Stored data
——
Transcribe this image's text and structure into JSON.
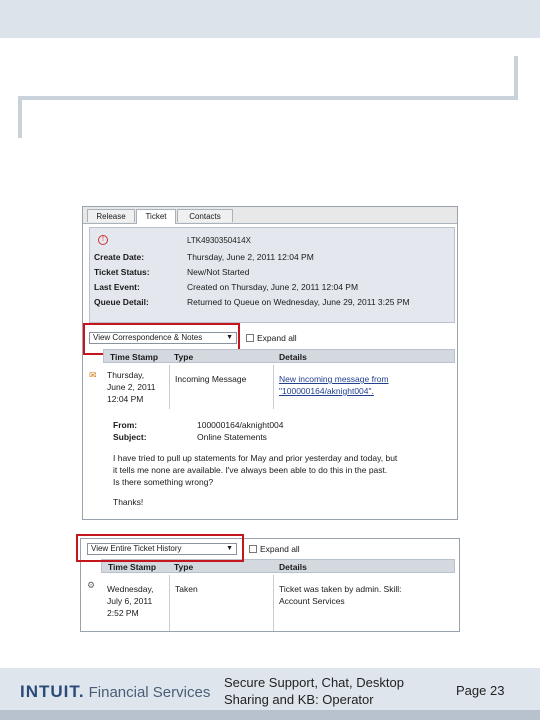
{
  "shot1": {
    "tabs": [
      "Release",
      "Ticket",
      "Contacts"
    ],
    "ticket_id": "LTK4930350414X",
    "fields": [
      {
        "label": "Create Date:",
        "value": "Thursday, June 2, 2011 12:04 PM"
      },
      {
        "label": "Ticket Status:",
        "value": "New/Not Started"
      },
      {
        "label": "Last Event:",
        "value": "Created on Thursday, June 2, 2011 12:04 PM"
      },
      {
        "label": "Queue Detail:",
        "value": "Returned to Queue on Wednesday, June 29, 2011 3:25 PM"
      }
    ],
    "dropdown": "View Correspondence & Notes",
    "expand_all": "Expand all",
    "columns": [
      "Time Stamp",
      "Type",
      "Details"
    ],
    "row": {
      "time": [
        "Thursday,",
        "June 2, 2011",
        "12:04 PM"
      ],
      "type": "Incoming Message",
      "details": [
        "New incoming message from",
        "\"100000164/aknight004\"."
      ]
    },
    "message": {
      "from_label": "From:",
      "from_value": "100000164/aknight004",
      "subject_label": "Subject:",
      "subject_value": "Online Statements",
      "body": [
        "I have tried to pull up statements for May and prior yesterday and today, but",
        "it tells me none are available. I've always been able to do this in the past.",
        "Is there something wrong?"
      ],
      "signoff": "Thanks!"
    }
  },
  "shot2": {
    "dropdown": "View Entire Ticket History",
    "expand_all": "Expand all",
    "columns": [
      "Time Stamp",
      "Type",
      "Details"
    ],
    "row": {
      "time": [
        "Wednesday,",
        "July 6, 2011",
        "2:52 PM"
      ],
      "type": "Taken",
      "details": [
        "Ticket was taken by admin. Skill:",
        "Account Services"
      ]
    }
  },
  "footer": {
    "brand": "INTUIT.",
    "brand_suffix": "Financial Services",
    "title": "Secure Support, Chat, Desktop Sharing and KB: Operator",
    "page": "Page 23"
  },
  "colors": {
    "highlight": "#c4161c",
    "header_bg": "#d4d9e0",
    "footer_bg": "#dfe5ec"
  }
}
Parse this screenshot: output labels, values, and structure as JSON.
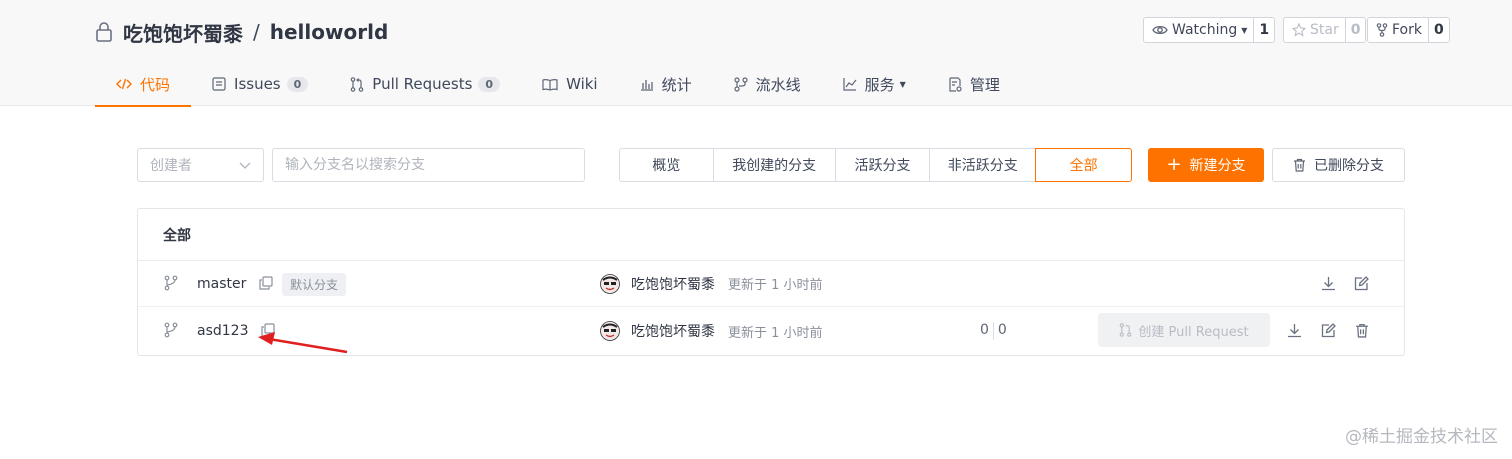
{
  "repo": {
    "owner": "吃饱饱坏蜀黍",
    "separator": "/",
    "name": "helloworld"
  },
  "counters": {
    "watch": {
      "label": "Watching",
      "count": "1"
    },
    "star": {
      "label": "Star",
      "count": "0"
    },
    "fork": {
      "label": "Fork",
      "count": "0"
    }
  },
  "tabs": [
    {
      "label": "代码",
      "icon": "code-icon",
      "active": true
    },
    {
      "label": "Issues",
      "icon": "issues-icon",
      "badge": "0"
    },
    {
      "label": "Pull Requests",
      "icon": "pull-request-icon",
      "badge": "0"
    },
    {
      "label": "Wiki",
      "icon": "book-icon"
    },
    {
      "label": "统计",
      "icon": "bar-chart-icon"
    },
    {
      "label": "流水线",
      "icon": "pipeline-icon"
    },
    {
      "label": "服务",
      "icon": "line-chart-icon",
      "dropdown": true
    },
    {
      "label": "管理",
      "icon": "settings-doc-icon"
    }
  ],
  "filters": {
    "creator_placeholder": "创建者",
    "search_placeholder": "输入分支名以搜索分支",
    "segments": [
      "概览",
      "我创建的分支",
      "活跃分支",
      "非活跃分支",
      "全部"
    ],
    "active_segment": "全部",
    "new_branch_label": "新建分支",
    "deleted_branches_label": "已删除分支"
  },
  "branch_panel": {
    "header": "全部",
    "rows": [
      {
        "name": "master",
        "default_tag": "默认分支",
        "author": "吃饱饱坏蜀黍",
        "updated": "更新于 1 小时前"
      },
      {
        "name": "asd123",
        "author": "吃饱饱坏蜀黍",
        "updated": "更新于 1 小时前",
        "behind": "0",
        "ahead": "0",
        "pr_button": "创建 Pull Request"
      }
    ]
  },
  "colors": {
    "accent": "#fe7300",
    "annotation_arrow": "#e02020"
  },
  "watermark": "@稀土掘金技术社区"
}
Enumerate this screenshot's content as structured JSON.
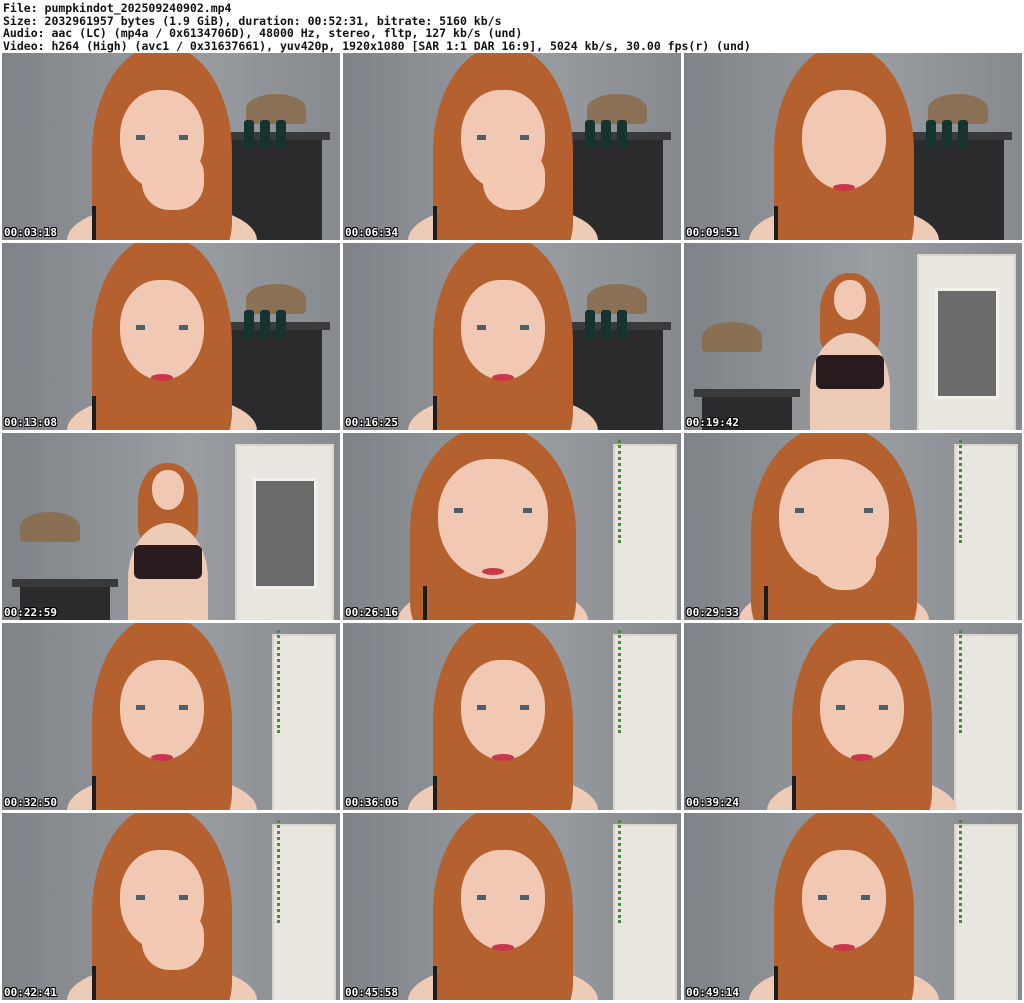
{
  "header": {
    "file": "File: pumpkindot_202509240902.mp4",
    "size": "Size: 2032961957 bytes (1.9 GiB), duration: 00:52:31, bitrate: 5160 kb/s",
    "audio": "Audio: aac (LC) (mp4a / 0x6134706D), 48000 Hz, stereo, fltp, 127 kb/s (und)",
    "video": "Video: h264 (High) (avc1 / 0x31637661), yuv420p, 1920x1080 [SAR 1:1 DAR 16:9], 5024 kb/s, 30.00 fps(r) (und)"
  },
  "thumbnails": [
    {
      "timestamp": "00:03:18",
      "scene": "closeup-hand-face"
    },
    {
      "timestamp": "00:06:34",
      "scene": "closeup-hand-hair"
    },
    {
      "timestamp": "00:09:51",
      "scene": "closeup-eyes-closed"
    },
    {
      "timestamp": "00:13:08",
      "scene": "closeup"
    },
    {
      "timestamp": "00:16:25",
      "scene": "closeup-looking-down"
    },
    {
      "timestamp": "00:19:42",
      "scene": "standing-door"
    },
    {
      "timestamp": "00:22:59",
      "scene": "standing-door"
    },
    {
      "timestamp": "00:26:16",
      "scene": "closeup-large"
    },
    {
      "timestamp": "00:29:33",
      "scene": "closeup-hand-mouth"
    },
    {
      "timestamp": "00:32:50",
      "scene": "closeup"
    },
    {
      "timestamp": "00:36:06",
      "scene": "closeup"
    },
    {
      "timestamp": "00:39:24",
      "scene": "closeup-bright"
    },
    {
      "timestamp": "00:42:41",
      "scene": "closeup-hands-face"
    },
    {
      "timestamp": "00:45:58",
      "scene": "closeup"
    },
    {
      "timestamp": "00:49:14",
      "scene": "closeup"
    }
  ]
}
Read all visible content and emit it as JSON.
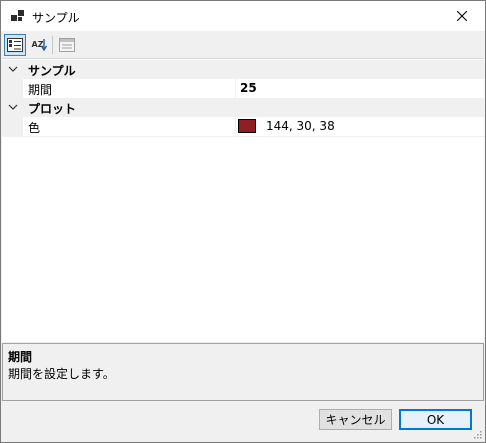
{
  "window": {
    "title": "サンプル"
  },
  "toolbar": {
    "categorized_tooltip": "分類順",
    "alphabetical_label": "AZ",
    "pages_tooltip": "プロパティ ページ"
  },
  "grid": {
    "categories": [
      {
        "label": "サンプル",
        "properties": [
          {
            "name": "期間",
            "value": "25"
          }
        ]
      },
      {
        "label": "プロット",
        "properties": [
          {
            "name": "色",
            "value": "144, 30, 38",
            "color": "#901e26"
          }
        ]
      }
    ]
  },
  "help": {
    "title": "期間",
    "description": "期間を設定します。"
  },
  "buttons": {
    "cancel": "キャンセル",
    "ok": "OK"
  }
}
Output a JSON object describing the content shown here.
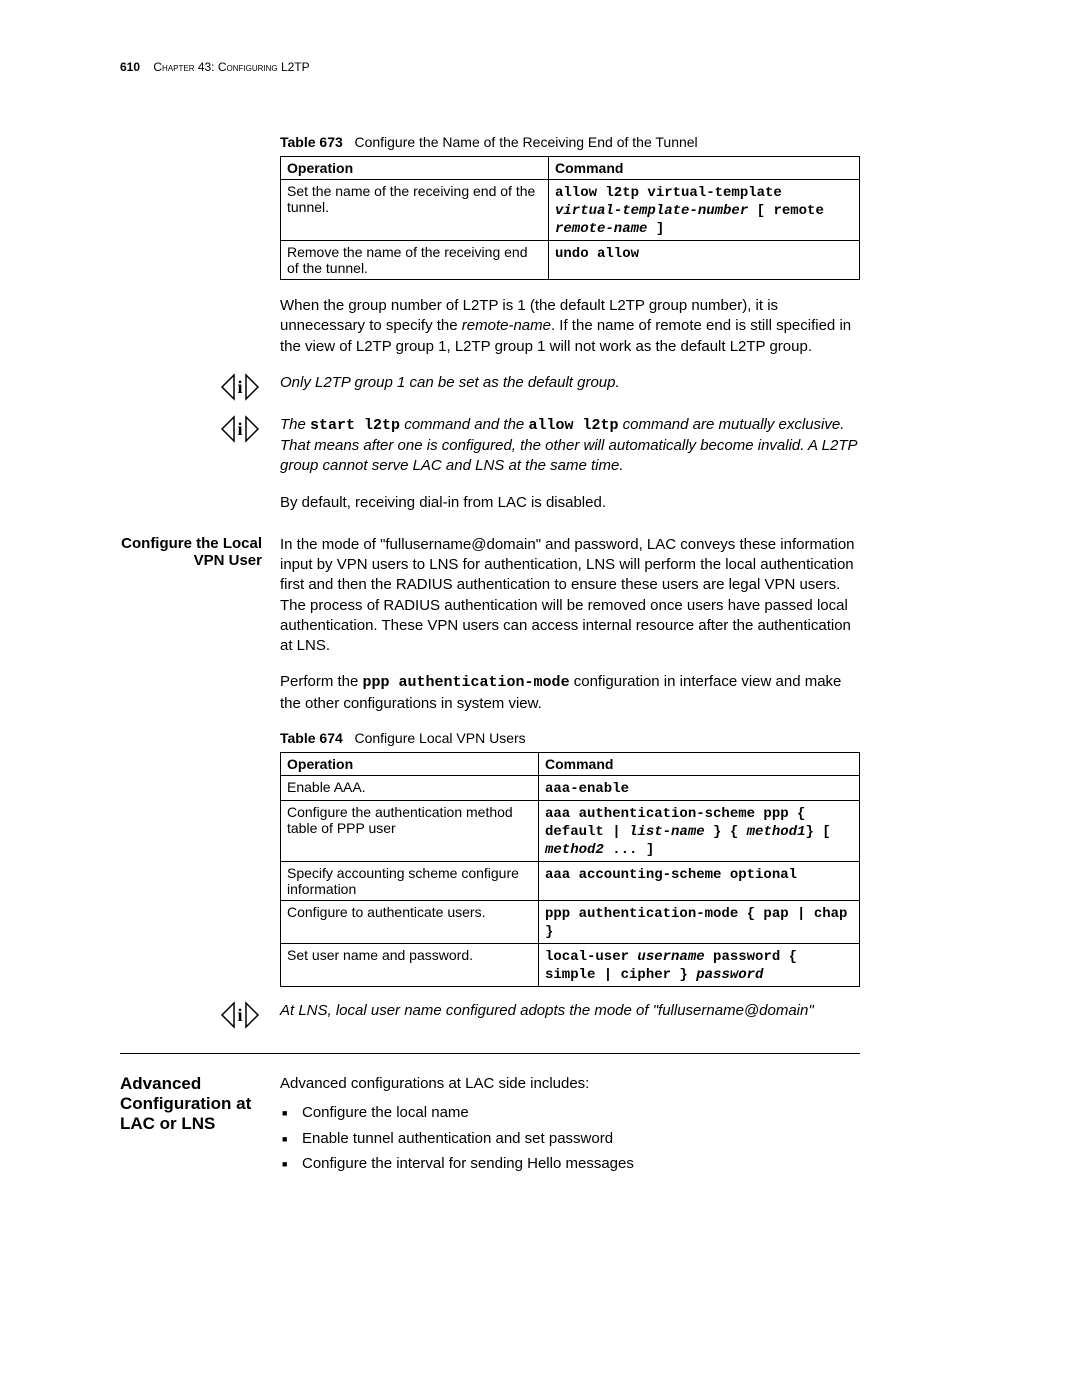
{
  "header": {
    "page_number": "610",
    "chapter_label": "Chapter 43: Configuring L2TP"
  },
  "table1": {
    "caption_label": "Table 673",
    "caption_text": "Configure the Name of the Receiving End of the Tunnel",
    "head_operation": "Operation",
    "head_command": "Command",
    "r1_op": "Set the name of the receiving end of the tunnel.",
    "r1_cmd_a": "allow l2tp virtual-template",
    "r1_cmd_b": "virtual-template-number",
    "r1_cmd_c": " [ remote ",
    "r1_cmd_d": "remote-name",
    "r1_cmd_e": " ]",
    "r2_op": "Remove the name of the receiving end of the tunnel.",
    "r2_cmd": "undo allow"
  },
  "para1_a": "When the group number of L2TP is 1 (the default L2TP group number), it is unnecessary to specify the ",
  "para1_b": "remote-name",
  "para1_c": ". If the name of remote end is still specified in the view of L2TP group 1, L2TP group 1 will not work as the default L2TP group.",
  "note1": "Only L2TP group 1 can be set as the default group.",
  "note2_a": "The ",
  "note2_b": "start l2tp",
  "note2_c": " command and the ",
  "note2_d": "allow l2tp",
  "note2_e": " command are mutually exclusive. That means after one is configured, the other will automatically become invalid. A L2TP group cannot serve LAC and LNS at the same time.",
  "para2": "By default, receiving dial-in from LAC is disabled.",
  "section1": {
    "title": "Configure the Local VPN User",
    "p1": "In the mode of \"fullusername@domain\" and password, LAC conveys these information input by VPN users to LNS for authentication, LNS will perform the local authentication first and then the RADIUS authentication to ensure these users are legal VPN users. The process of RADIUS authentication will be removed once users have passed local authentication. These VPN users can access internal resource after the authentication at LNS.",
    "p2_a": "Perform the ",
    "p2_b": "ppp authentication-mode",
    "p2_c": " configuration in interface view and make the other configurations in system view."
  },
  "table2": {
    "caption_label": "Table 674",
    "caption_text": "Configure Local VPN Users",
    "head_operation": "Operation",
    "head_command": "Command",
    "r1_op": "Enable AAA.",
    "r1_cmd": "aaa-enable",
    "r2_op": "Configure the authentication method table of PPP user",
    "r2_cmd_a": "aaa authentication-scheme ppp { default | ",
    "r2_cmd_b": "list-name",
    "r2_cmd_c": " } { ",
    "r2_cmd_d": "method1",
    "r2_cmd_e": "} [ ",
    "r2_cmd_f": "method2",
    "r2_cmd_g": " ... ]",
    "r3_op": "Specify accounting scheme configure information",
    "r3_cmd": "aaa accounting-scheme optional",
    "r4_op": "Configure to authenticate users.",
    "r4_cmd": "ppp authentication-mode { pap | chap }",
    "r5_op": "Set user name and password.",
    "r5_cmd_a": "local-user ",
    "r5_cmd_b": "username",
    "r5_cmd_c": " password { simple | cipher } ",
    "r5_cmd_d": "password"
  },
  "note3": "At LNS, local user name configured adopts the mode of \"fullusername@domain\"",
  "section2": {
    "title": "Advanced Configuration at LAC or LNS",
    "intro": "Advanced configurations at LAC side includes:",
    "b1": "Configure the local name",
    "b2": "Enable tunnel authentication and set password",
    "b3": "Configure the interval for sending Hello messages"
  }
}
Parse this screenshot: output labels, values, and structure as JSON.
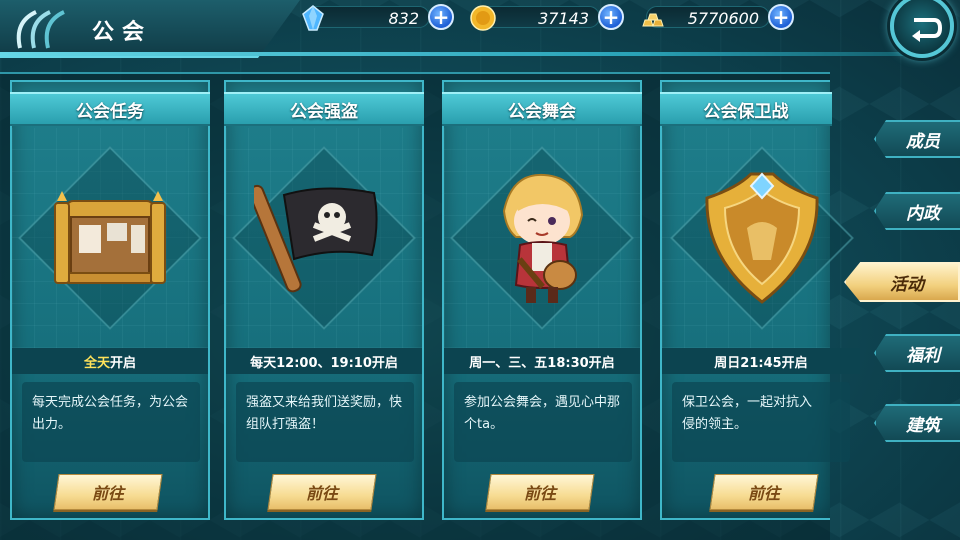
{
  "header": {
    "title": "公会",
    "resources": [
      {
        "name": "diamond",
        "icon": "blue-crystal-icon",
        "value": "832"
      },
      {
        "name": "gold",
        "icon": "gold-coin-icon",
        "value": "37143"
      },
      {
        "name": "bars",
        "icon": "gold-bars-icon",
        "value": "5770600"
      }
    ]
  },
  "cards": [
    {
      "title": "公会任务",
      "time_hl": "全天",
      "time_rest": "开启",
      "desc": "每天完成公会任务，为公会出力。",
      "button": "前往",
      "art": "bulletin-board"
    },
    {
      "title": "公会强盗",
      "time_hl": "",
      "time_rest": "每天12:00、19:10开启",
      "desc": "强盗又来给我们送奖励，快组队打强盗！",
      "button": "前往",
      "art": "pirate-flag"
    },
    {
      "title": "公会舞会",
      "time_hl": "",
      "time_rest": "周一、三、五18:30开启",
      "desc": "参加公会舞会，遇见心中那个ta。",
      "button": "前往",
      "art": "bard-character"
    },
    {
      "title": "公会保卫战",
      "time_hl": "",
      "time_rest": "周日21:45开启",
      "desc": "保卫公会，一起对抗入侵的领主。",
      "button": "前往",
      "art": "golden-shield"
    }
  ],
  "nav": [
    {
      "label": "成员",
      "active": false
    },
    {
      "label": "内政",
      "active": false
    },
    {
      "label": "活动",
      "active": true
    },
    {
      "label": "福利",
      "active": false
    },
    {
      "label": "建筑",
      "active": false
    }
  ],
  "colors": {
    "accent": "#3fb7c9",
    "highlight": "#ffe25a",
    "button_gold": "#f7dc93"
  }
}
——
◆ What the task requires ◆
Across the data, tally the lines containing "Thursday" and give back the number alone.

◆ Answer to the problem ◆
3